Material for this task ->
════════════════════
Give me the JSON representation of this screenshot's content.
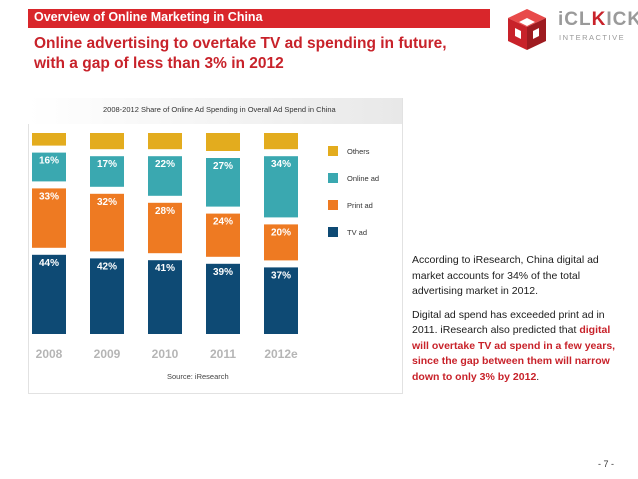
{
  "header": {
    "title": "Overview of Online Marketing in China"
  },
  "headline": {
    "line1": "Online advertising to overtake TV ad spending in future,",
    "line2": "with a gap of less than 3% in 2012"
  },
  "logo": {
    "brand_main": "iCL",
    "brand_mark": "K",
    "brand_rest": "ICK",
    "sub": "INTERACTIVE",
    "icon": "cube-logo-icon"
  },
  "colors": {
    "header_red": "#d9262b",
    "headline_red": "#c8222a",
    "tv": "#0e4a74",
    "print": "#ee7a22",
    "online": "#3aa8b0",
    "others": "#e3ac1e",
    "xlabel": "#b5b5b5"
  },
  "chart_data": {
    "type": "bar",
    "stacked": true,
    "title": "2008-2012 Share of Online Ad Spending in Overall Ad Spend in China",
    "categories": [
      "2008",
      "2009",
      "2010",
      "2011",
      "2012e"
    ],
    "unit": "%",
    "series": [
      {
        "name": "TV ad",
        "values": [
          44,
          42,
          41,
          39,
          37
        ],
        "labels": [
          "44%",
          "42%",
          "41%",
          "39%",
          "37%"
        ]
      },
      {
        "name": "Print ad",
        "values": [
          33,
          32,
          28,
          24,
          20
        ],
        "labels": [
          "33%",
          "32%",
          "28%",
          "24%",
          "20%"
        ]
      },
      {
        "name": "Online ad",
        "values": [
          16,
          17,
          22,
          27,
          34
        ],
        "labels": [
          "16%",
          "17%",
          "22%",
          "27%",
          "34%"
        ]
      },
      {
        "name": "Others",
        "values": [
          7,
          9,
          9,
          10,
          9
        ],
        "labels": [
          "",
          "",
          "",
          "",
          ""
        ]
      }
    ],
    "legend_order": [
      "Others",
      "Online ad",
      "Print ad",
      "TV ad"
    ],
    "legend_position": "right",
    "source": "Source: iResearch"
  },
  "side_text": {
    "p1": "According to iResearch, China digital ad market accounts for 34% of the total advertising market in 2012.",
    "p2_plain": "Digital ad spend has exceeded print ad in 2011. iResearch also predicted that ",
    "p2_bold": "digital will overtake TV ad spend in a few years, since the gap between them will narrow down to only 3% by 2012",
    "p2_end": "."
  },
  "page": {
    "number": "- 7 -"
  }
}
════════════════════
Request ->
Please repeat the entries exactly. Do not include the pictures.

Exercise solution ->
Give me the JSON representation of this screenshot's content.
{
  "header": {
    "title": "Overview of Online Marketing in China"
  },
  "headline": {
    "line1": "Online advertising to overtake TV ad spending in future,",
    "line2": "with a gap of less than 3% in 2012"
  },
  "logo": {
    "brand_main": "iCL",
    "brand_mark": "K",
    "brand_rest": "ICK",
    "sub": "INTERACTIVE",
    "icon": "cube-logo-icon"
  },
  "colors": {
    "header_red": "#d9262b",
    "headline_red": "#c8222a",
    "tv": "#0e4a74",
    "print": "#ee7a22",
    "online": "#3aa8b0",
    "others": "#e3ac1e",
    "xlabel": "#b5b5b5"
  },
  "chart_data": {
    "type": "bar",
    "stacked": true,
    "title": "2008-2012 Share of Online Ad Spending in Overall Ad Spend in China",
    "categories": [
      "2008",
      "2009",
      "2010",
      "2011",
      "2012e"
    ],
    "unit": "%",
    "series": [
      {
        "name": "TV ad",
        "values": [
          44,
          42,
          41,
          39,
          37
        ],
        "labels": [
          "44%",
          "42%",
          "41%",
          "39%",
          "37%"
        ]
      },
      {
        "name": "Print ad",
        "values": [
          33,
          32,
          28,
          24,
          20
        ],
        "labels": [
          "33%",
          "32%",
          "28%",
          "24%",
          "20%"
        ]
      },
      {
        "name": "Online ad",
        "values": [
          16,
          17,
          22,
          27,
          34
        ],
        "labels": [
          "16%",
          "17%",
          "22%",
          "27%",
          "34%"
        ]
      },
      {
        "name": "Others",
        "values": [
          7,
          9,
          9,
          10,
          9
        ],
        "labels": [
          "",
          "",
          "",
          "",
          ""
        ]
      }
    ],
    "legend_order": [
      "Others",
      "Online ad",
      "Print ad",
      "TV ad"
    ],
    "legend_position": "right",
    "source": "Source: iResearch"
  },
  "side_text": {
    "p1": "According to iResearch, China digital ad market accounts for 34% of the total advertising market in 2012.",
    "p2_plain": "Digital ad spend has exceeded print ad in 2011. iResearch also predicted that ",
    "p2_bold": "digital will overtake TV ad spend in a few years, since the gap between them will narrow down to only 3% by 2012",
    "p2_end": "."
  },
  "page": {
    "number": "- 7 -"
  }
}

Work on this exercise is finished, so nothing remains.